Objective »
Transcribe all the records with complete accuracy.

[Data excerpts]
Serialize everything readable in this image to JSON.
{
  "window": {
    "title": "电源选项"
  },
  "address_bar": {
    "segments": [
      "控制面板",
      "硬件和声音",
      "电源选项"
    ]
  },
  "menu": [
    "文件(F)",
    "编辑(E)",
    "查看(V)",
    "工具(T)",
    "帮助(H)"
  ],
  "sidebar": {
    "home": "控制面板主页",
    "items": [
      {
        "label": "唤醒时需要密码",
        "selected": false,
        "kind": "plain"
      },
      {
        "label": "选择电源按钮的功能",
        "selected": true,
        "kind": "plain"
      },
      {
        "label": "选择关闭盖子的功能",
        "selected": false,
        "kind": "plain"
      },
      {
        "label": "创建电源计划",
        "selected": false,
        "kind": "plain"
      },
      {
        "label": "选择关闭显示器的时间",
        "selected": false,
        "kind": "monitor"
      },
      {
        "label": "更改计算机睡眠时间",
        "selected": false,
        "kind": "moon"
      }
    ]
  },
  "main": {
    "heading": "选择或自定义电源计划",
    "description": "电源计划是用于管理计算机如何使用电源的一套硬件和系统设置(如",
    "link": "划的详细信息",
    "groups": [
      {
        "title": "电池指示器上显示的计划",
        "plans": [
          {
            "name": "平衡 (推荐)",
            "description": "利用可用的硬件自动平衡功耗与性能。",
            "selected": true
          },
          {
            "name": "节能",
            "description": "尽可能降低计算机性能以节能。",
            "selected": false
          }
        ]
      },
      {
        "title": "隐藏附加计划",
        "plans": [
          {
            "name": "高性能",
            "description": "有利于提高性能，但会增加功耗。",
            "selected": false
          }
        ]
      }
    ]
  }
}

Exercise response »
Serialize everything readable in this image to JSON.
{
  "window": {
    "title": "电源选项"
  },
  "address_bar": {
    "segments": [
      "控制面板",
      "硬件和声音",
      "电源选项"
    ]
  },
  "menu": [
    "文件(F)",
    "编辑(E)",
    "查看(V)",
    "工具(T)",
    "帮助(H)"
  ],
  "sidebar": {
    "home": "控制面板主页",
    "items": [
      {
        "label": "唤醒时需要密码",
        "selected": false,
        "kind": "plain"
      },
      {
        "label": "选择电源按钮的功能",
        "selected": true,
        "kind": "plain"
      },
      {
        "label": "选择关闭盖子的功能",
        "selected": false,
        "kind": "plain"
      },
      {
        "label": "创建电源计划",
        "selected": false,
        "kind": "plain"
      },
      {
        "label": "选择关闭显示器的时间",
        "selected": false,
        "kind": "monitor"
      },
      {
        "label": "更改计算机睡眠时间",
        "selected": false,
        "kind": "moon"
      }
    ]
  },
  "main": {
    "heading": "选择或自定义电源计划",
    "description": "电源计划是用于管理计算机如何使用电源的一套硬件和系统设置(如",
    "link": "划的详细信息",
    "groups": [
      {
        "title": "电池指示器上显示的计划",
        "plans": [
          {
            "name": "平衡 (推荐)",
            "description": "利用可用的硬件自动平衡功耗与性能。",
            "selected": true
          },
          {
            "name": "节能",
            "description": "尽可能降低计算机性能以节能。",
            "selected": false
          }
        ]
      },
      {
        "title": "隐藏附加计划",
        "plans": [
          {
            "name": "高性能",
            "description": "有利于提高性能，但会增加功耗。",
            "selected": false
          }
        ]
      }
    ]
  }
}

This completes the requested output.